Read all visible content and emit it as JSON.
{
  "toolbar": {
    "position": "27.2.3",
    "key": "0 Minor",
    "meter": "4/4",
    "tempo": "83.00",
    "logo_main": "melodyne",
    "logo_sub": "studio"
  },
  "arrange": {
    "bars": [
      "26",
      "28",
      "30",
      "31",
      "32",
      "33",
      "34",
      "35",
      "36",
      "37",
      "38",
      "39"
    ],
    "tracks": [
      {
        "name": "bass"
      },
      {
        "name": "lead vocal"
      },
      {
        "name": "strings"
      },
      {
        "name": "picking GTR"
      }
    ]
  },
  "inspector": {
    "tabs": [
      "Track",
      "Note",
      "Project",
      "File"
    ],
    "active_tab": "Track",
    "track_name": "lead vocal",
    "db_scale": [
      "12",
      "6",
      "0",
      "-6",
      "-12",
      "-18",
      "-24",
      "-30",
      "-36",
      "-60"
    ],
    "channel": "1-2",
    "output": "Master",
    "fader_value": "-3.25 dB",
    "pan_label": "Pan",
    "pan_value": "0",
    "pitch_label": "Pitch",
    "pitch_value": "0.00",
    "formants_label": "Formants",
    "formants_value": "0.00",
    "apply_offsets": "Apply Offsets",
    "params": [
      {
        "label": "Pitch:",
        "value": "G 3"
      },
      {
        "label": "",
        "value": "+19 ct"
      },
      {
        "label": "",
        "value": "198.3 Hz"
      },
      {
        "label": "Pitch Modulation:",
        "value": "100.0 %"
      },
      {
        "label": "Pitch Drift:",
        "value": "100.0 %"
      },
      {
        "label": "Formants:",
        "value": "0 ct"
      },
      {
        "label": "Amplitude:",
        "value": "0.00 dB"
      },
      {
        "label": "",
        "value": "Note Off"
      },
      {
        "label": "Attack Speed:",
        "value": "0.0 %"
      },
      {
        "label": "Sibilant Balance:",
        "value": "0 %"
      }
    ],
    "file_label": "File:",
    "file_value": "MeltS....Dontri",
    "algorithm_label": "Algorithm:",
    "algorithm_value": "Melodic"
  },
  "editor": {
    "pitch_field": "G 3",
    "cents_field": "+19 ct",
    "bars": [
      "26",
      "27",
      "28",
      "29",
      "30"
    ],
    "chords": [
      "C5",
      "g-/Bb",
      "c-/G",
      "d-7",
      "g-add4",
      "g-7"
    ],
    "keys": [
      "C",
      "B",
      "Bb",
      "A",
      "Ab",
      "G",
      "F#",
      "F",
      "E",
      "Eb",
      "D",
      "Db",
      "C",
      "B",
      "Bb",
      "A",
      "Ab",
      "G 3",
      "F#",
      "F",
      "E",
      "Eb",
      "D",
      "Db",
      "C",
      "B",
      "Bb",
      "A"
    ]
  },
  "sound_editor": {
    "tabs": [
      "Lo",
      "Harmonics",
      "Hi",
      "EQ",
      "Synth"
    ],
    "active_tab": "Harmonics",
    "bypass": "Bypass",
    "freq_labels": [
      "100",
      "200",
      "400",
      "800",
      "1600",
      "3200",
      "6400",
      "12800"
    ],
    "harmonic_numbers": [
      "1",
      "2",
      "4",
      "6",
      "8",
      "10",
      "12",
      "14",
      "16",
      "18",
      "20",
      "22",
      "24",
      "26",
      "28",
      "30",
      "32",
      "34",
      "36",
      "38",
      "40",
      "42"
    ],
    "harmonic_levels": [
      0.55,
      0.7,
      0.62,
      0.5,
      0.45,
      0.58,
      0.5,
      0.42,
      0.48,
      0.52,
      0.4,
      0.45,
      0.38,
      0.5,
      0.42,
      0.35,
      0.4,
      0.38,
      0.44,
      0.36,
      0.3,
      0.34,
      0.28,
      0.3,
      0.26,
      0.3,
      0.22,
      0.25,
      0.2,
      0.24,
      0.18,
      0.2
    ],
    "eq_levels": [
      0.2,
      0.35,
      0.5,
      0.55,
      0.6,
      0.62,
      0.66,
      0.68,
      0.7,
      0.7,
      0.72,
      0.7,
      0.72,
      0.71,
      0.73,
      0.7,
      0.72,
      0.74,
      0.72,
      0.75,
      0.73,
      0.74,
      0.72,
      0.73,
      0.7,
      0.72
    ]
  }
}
-- -- --
## [Description of the task]
Return each full line of the entries that contains the word "vocal".

## [Task answer]
        "name": "lead vocal"
    "track_name": "lead vocal",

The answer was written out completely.